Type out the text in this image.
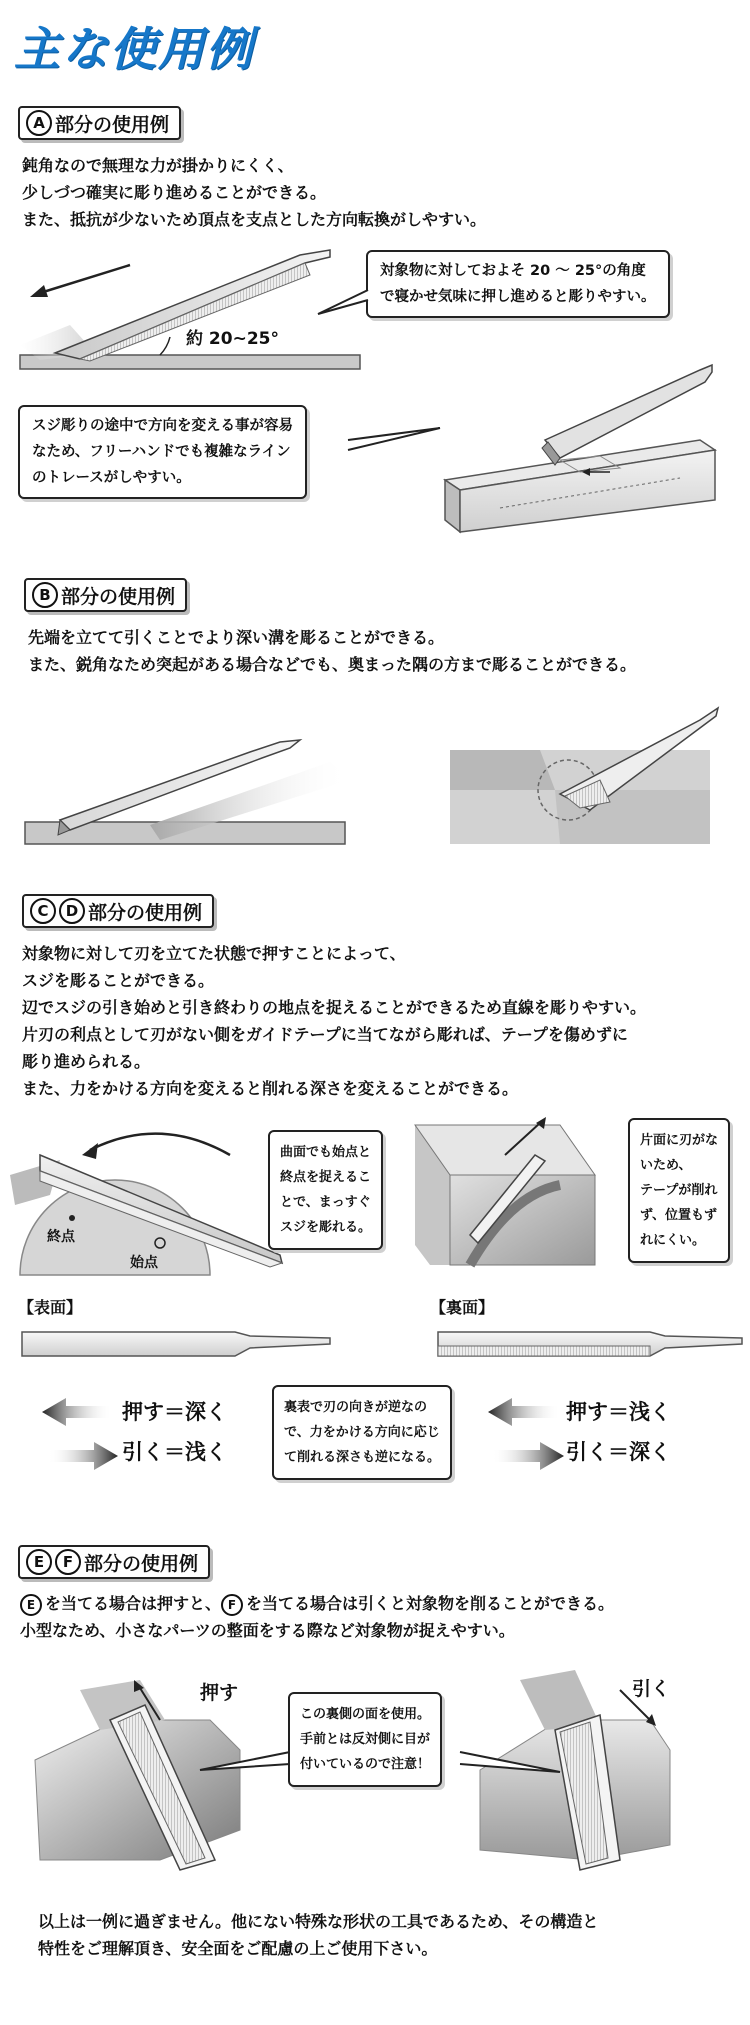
主な使用例
A 部分の使用例
鈍角なので無理な力が掛かりにくく、
少しづつ確実に彫り進めることができる。
また、抵抗が少ないため頂点を支点とした方向転換がしやすい。
約 20~25°
対象物に対しておよそ 20 ～ 25°の角度
で寝かせ気味に押し進めると彫りやすい。
スジ彫りの途中で方向を変える事が容易
なため、フリーハンドでも複雑なライン
のトレースがしやすい。
B 部分の使用例
先端を立てて引くことでより深い溝を彫ることができる。
また、鋭角なため突起がある場合などでも、奥まった隅の方まで彫ることができる。
C	D 部分の使用例
対象物に対して刃を立てた状態で押すことによって、
スジを彫ることができる。
辺でスジの引き始めと引き終わりの地点を捉えることができるため直線を彫りやすい。
片刃の利点として刃がない側をガイドテープに当てながら彫れば、テープを傷めずに
彫り進められる。
また、力をかける方向を変えると削れる深さを変えることができる。
終点
始点
曲面でも始点と
終点を捉えるこ
とで、まっすぐ
スジを彫れる。
片面に刃がな
いため、
テープが削れ
ず、位置もず
れにくい。
【表面】	【裏面】
押す＝深く
引く＝浅く
押す＝浅く
引く＝深く
裏表で刃の向きが逆なの
で、力をかける方向に応じ
て削れる深さも逆になる。
E	F 部分の使用例
E を当てる場合は押すと、 F を当てる場合は引くと対象物を削ることができる。
小型なため、小さなパーツの整面をする際など対象物が捉えやすい。
押す	引く
この裏側の面を使用。
手前とは反対側に目が
付いているので注意！
以上は一例に過ぎません。他にない特殊な形状の工具であるため、その構造と
特性をご理解頂き、安全面をご配慮の上ご使用下さい。
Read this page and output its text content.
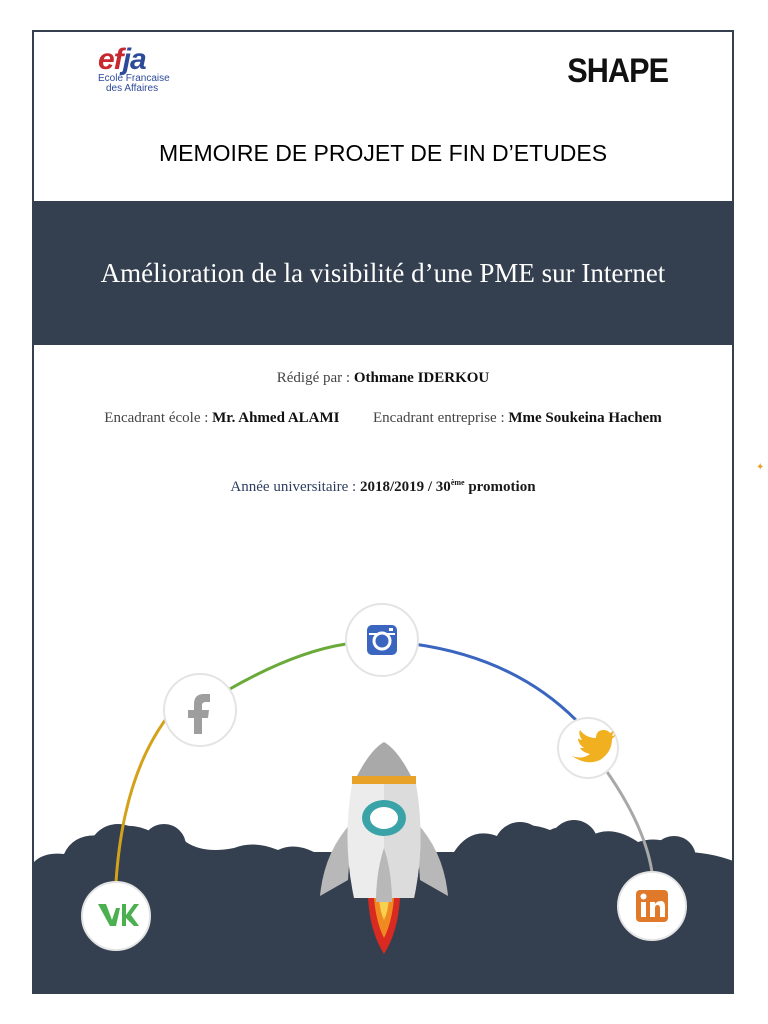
efja
Ecole Francaise
des Affaires	SHAPE
MEMOIRE DE PROJET DE FIN D’ETUDES
Amélioration de la visibilité d’une PME sur Internet
Rédigé par : Othmane IDERKOU
Encadrant école : Mr. Ahmed ALAMI Encadrant entreprise : Mme Soukeina Hachem
Année universitaire : 2018/2019 / 30ème promotion
✦
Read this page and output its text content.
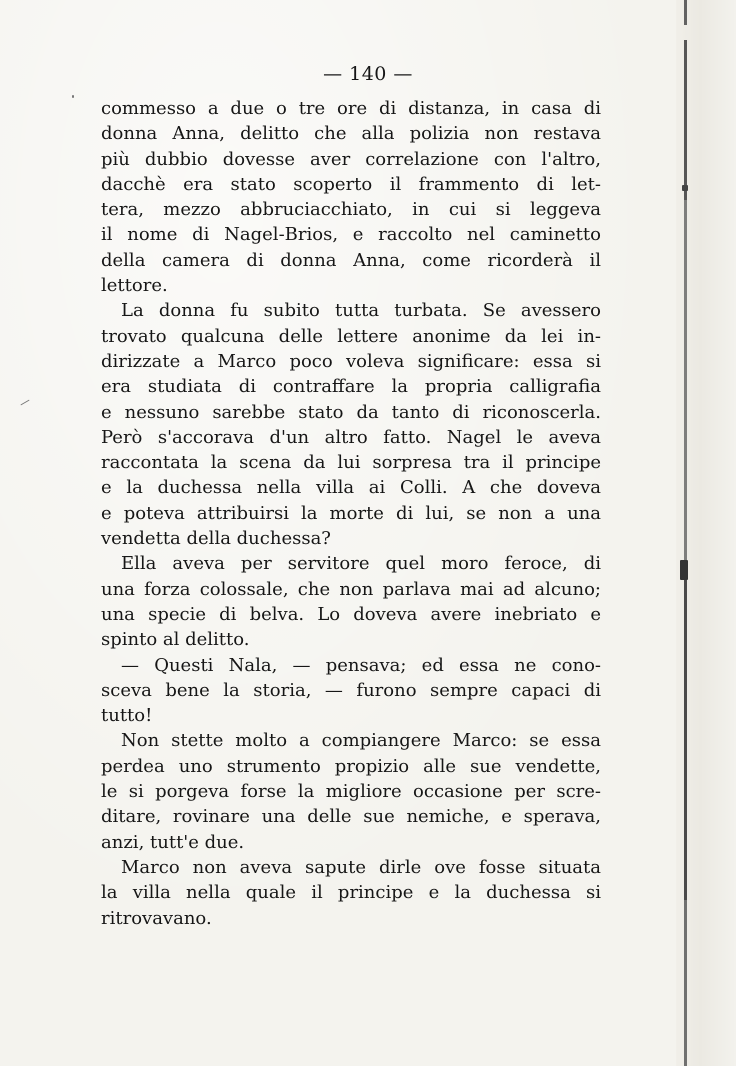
— 140 —
commesso a due o tre ore di distanza, in casa di
donna Anna, delitto che alla polizia non restava
più dubbio dovesse aver correlazione con l'altro,
dacchè era stato scoperto il frammento di let-
tera, mezzo abbruciacchiato, in cui si leggeva
il nome di Nagel-Brios, e raccolto nel caminetto
della camera di donna Anna, come ricorderà il
lettore.
La donna fu subito tutta turbata. Se avessero
trovato qualcuna delle lettere anonime da lei in-
dirizzate a Marco poco voleva significare: essa si
era studiata di contraffare la propria calligrafia
e nessuno sarebbe stato da tanto di riconoscerla.
Però s'accorava d'un altro fatto. Nagel le aveva
raccontata la scena da lui sorpresa tra il principe
e la duchessa nella villa ai Colli. A che doveva
e poteva attribuirsi la morte di lui, se non a una
vendetta della duchessa?
Ella aveva per servitore quel moro feroce, di
una forza colossale, che non parlava mai ad alcuno;
una specie di belva. Lo doveva avere inebriato e
spinto al delitto.
— Questi Nala, — pensava; ed essa ne cono-
sceva bene la storia, — furono sempre capaci di
tutto!
Non stette molto a compiangere Marco: se essa
perdea uno strumento propizio alle sue vendette,
le si porgeva forse la migliore occasione per scre-
ditare, rovinare una delle sue nemiche, e sperava,
anzi, tutt'e due.
Marco non aveva sapute dirle ove fosse situata
la villa nella quale il principe e la duchessa si
ritrovavano.
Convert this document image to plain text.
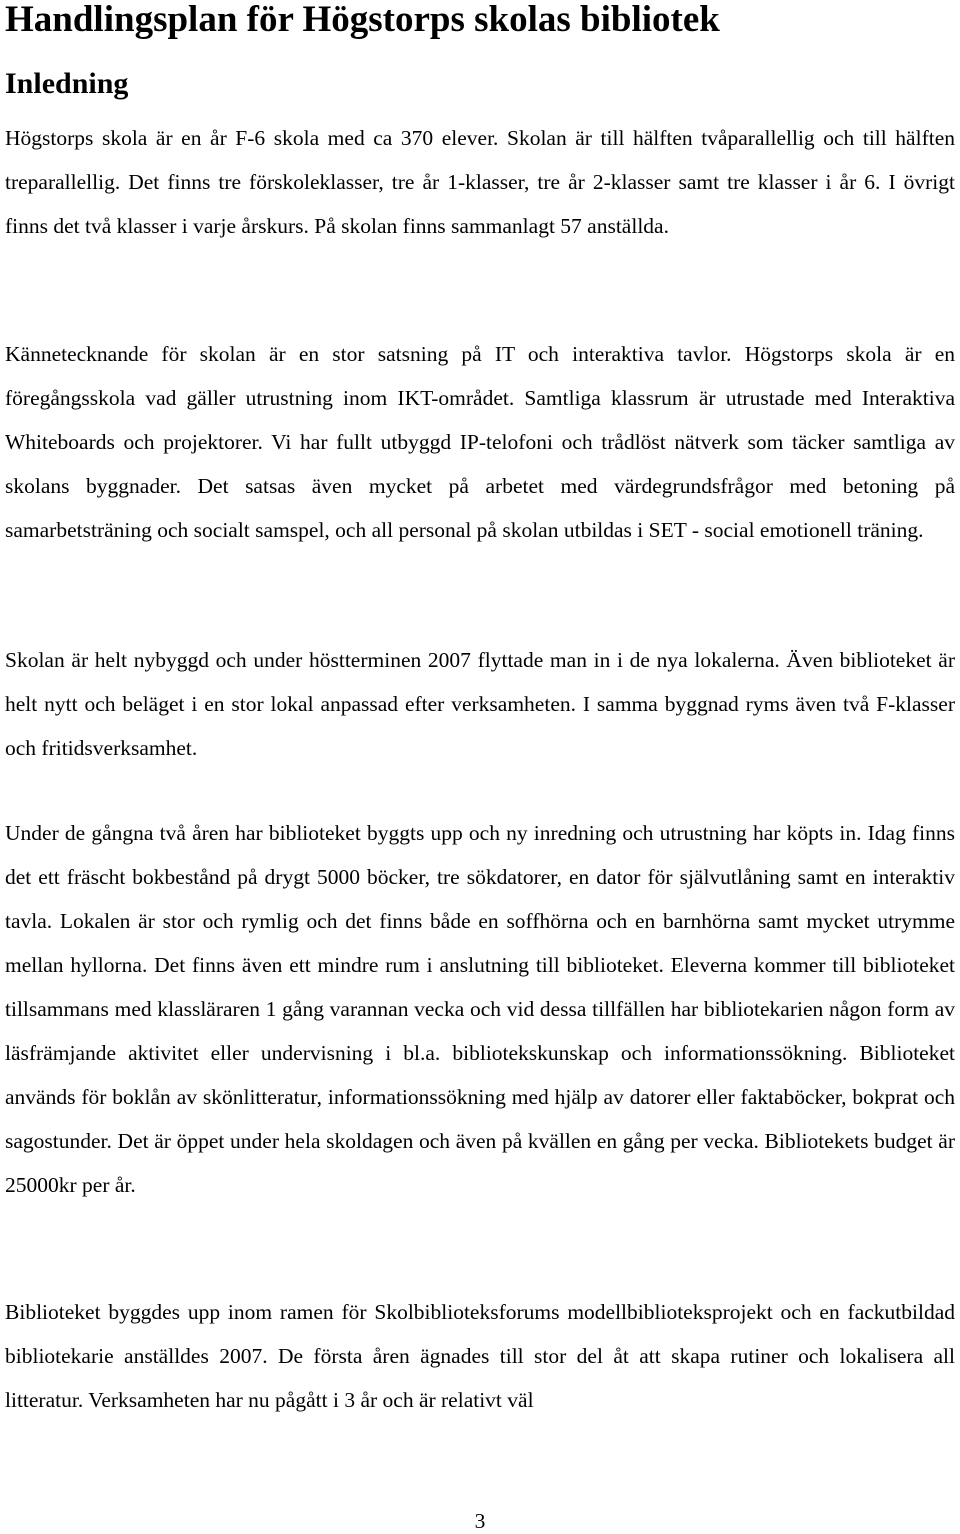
Handlingsplan för Högstorps skolas bibliotek
Inledning

Högstorps skola är en år F-6 skola med ca 370 elever. Skolan är till hälften tvåparallellig och till hälften treparallellig. Det finns tre förskoleklasser, tre år 1-klasser, tre år 2-klasser samt tre klasser i år 6. I övrigt finns det två klasser i varje årskurs. På skolan finns sammanlagt 57 anställda.

Kännetecknande för skolan är en stor satsning på IT och interaktiva tavlor. Högstorps skola är en föregångsskola vad gäller utrustning inom IKT-området. Samtliga klassrum är utrustade med Interaktiva Whiteboards och projektorer. Vi har fullt utbyggd IP-telofoni och trådlöst nätverk som täcker samtliga av skolans byggnader. Det satsas även mycket på arbetet med värdegrundsfrågor med betoning på samarbetsträning och socialt samspel, och all personal på skolan utbildas i SET - social emotionell träning.

Skolan är helt nybyggd och under höstterminen 2007 flyttade man in i de nya lokalerna. Även biblioteket är helt nytt och beläget i en stor lokal anpassad efter verksamheten. I samma byggnad ryms även två F-klasser och fritidsverksamhet.

Under de gångna två åren har biblioteket byggts upp och ny inredning och utrustning har köpts in. Idag finns det ett fräscht bokbestånd på drygt 5000 böcker, tre sökdatorer, en dator för självutlåning samt en interaktiv tavla. Lokalen är stor och rymlig och det finns både en soffhörna och en barnhörna samt mycket utrymme mellan hyllorna. Det finns även ett mindre rum i anslutning till biblioteket. Eleverna kommer till biblioteket tillsammans med klassläraren 1 gång varannan vecka och vid dessa tillfällen har bibliotekarien någon form av läsfrämjande aktivitet eller undervisning i bl.a. bibliotekskunskap och informationssökning. Biblioteket används för boklån av skönlitteratur, informationssökning med hjälp av datorer eller faktaböcker, bokprat och sagostunder. Det är öppet under hela skoldagen och även på kvällen en gång per vecka. Bibliotekets budget är 25000kr per år.

Biblioteket byggdes upp inom ramen för Skolbiblioteksforums modellbiblioteksprojekt och en fackutbildad bibliotekarie anställdes 2007. De första åren ägnades till stor del åt att skapa rutiner och lokalisera all litteratur. Verksamheten har nu pågått i 3 år och är relativt väl

3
──────────────────────────────
Request:
Check each line of the records for the string "nella" and state how many lines contain it. Give only the number.

Exercise output:
2